┌─ INFORMATION PROVIDED
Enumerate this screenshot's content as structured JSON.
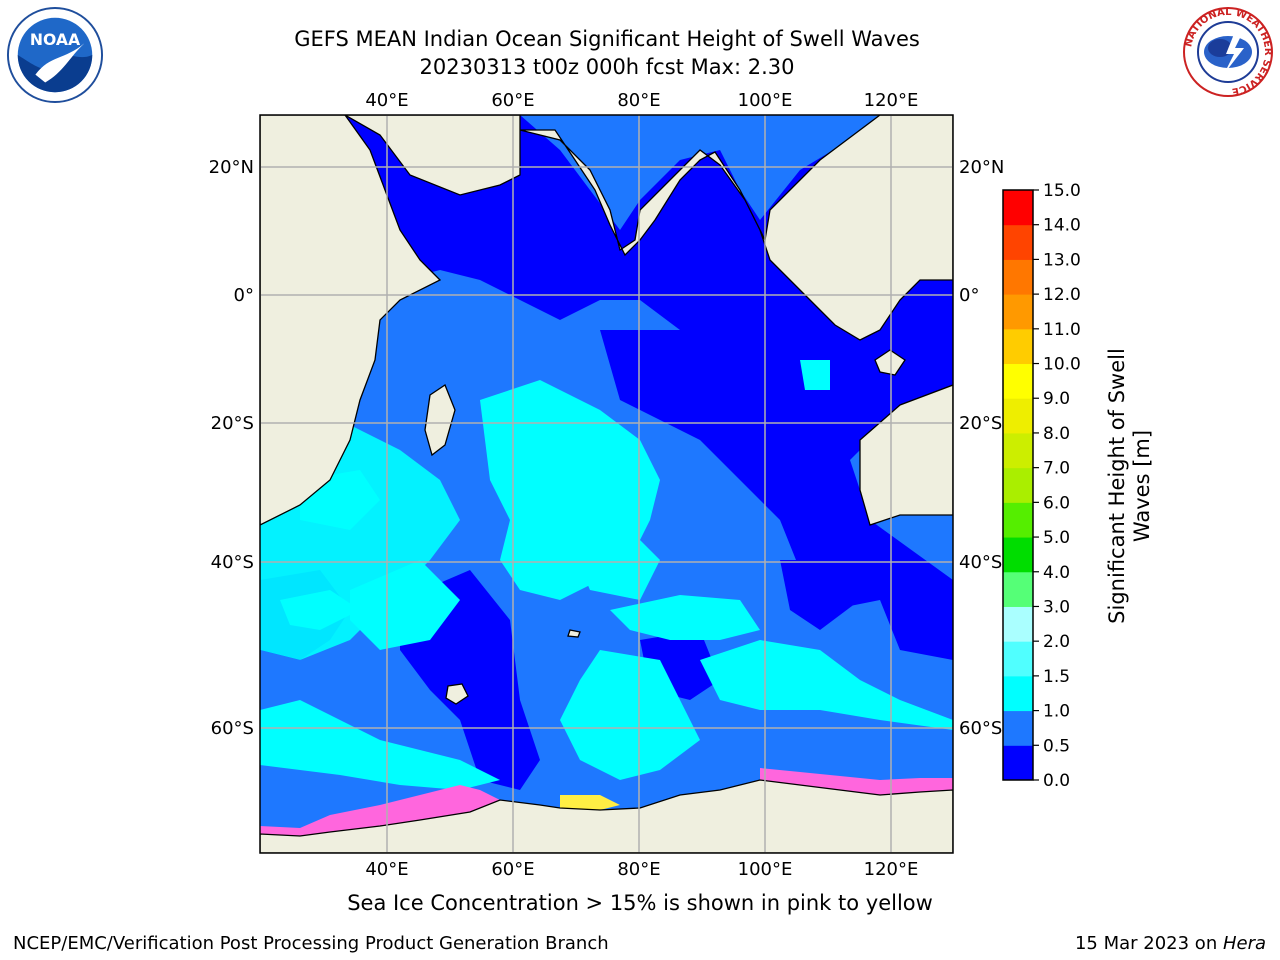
{
  "title_line1": "GEFS MEAN Indian Ocean Significant Height of Swell Waves",
  "title_line2": "20230313 t00z 000h fcst   Max: 2.30",
  "map": {
    "lon_ticks": [
      "40°E",
      "60°E",
      "80°E",
      "100°E",
      "120°E"
    ],
    "lat_ticks": [
      "20°N",
      "0°",
      "20°S",
      "40°S",
      "60°S"
    ],
    "lon_range": [
      20,
      130
    ],
    "lat_range": [
      -74,
      28
    ]
  },
  "colorbar": {
    "label_line1": "Significant Height of Swell",
    "label_line2": "Waves [m]",
    "ticks": [
      "0.0",
      "0.5",
      "1.0",
      "1.5",
      "2.0",
      "3.0",
      "4.0",
      "5.0",
      "6.0",
      "7.0",
      "8.0",
      "9.0",
      "10.0",
      "11.0",
      "12.0",
      "13.0",
      "14.0",
      "15.0"
    ],
    "colors": [
      "#0000ff",
      "#1e78ff",
      "#00ffff",
      "#50ffff",
      "#aaffff",
      "#55ff77",
      "#00dd00",
      "#55ee00",
      "#aaee00",
      "#ccee00",
      "#eeee00",
      "#ffff00",
      "#ffcc00",
      "#ff9900",
      "#ff7700",
      "#ff4400",
      "#ff0000"
    ]
  },
  "palette": {
    "land": "#efefdf",
    "deep": "#0000ff",
    "mid": "#1e78ff",
    "light": "#00ffff",
    "ice_pink": "#ff66dd",
    "ice_yellow": "#ffee44"
  },
  "caption": "Sea Ice Concentration > 15% is shown in pink to yellow",
  "footer_left": "NCEP/EMC/Verification Post Processing Product Generation Branch",
  "footer_right_date": "15 Mar 2023 on ",
  "footer_right_host": "Hera",
  "logos": {
    "noaa_text": "NOAA",
    "nws_text": "NATIONAL WEATHER SERVICE"
  }
}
└─
WHAT YOU HAVE TO DO: Using the material above, retype each entry exactly and omit the pictures.

WORKED SOLUTION:
Enumerate this screenshot's content as structured JSON.
{
  "title_line1": "GEFS MEAN Indian Ocean Significant Height of Swell Waves",
  "title_line2": "20230313 t00z 000h fcst   Max: 2.30",
  "map": {
    "lon_ticks": [
      "40°E",
      "60°E",
      "80°E",
      "100°E",
      "120°E"
    ],
    "lat_ticks": [
      "20°N",
      "0°",
      "20°S",
      "40°S",
      "60°S"
    ],
    "lon_range": [
      20,
      130
    ],
    "lat_range": [
      -74,
      28
    ]
  },
  "colorbar": {
    "label_line1": "Significant Height of Swell",
    "label_line2": "Waves [m]",
    "ticks": [
      "0.0",
      "0.5",
      "1.0",
      "1.5",
      "2.0",
      "3.0",
      "4.0",
      "5.0",
      "6.0",
      "7.0",
      "8.0",
      "9.0",
      "10.0",
      "11.0",
      "12.0",
      "13.0",
      "14.0",
      "15.0"
    ],
    "colors": [
      "#0000ff",
      "#1e78ff",
      "#00ffff",
      "#50ffff",
      "#aaffff",
      "#55ff77",
      "#00dd00",
      "#55ee00",
      "#aaee00",
      "#ccee00",
      "#eeee00",
      "#ffff00",
      "#ffcc00",
      "#ff9900",
      "#ff7700",
      "#ff4400",
      "#ff0000"
    ]
  },
  "palette": {
    "land": "#efefdf",
    "deep": "#0000ff",
    "mid": "#1e78ff",
    "light": "#00ffff",
    "ice_pink": "#ff66dd",
    "ice_yellow": "#ffee44"
  },
  "caption": "Sea Ice Concentration > 15% is shown in pink to yellow",
  "footer_left": "NCEP/EMC/Verification Post Processing Product Generation Branch",
  "footer_right_date": "15 Mar 2023 on ",
  "footer_right_host": "Hera",
  "logos": {
    "noaa_text": "NOAA",
    "nws_text": "NATIONAL WEATHER SERVICE"
  }
}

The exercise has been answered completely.